• **Set task**
Look through the entries below and count the lines with the word "document" in them; give only the number.

• **Source material**

****

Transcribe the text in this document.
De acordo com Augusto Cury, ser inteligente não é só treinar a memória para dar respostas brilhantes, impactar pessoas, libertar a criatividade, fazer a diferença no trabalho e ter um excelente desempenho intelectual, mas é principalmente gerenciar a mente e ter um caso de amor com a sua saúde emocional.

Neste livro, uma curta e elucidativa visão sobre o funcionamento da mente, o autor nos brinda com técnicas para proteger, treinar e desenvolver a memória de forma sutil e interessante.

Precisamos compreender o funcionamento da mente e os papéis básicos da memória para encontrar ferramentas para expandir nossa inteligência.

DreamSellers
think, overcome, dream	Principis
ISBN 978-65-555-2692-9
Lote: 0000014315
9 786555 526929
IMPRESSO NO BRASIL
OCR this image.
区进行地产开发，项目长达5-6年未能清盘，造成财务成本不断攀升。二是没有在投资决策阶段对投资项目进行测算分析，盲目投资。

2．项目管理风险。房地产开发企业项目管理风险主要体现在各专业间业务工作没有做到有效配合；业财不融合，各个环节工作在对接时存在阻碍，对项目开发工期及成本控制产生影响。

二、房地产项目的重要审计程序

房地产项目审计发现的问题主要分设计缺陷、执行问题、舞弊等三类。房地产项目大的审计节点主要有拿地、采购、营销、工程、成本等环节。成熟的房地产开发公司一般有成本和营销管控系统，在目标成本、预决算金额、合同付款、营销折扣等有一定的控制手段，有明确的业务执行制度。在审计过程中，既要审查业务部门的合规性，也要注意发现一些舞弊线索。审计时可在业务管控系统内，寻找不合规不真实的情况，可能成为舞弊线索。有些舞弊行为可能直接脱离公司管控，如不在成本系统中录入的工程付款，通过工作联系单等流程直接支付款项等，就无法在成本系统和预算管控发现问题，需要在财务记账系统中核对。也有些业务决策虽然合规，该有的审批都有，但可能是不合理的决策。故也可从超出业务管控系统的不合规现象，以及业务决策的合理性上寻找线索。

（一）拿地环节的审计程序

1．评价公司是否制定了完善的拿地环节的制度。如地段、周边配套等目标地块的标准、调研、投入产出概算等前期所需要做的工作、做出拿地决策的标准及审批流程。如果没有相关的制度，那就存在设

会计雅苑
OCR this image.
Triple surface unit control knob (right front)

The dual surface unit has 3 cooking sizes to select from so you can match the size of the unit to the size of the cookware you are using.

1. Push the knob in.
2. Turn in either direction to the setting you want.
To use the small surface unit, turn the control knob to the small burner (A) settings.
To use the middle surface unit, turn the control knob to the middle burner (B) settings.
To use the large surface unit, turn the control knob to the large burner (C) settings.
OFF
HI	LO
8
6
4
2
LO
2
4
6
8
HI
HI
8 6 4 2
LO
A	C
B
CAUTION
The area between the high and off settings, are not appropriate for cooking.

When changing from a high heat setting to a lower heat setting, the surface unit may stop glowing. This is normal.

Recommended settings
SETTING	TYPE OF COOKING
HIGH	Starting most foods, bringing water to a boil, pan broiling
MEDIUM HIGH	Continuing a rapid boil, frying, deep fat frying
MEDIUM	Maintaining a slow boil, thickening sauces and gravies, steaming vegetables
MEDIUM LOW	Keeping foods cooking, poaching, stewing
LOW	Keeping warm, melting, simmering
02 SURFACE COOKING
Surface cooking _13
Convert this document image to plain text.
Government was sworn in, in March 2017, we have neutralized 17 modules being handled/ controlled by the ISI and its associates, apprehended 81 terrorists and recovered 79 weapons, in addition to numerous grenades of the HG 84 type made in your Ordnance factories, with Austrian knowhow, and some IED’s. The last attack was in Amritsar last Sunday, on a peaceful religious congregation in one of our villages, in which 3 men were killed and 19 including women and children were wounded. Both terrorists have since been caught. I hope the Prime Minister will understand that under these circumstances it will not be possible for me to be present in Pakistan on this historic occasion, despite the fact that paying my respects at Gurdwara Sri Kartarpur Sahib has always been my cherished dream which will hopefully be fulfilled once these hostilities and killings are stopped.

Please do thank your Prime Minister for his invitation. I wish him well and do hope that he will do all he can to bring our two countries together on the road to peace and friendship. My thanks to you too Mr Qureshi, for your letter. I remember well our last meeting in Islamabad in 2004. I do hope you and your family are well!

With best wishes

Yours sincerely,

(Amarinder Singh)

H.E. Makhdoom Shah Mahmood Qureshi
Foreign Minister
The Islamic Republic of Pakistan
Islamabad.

****

• **Expected answer**
2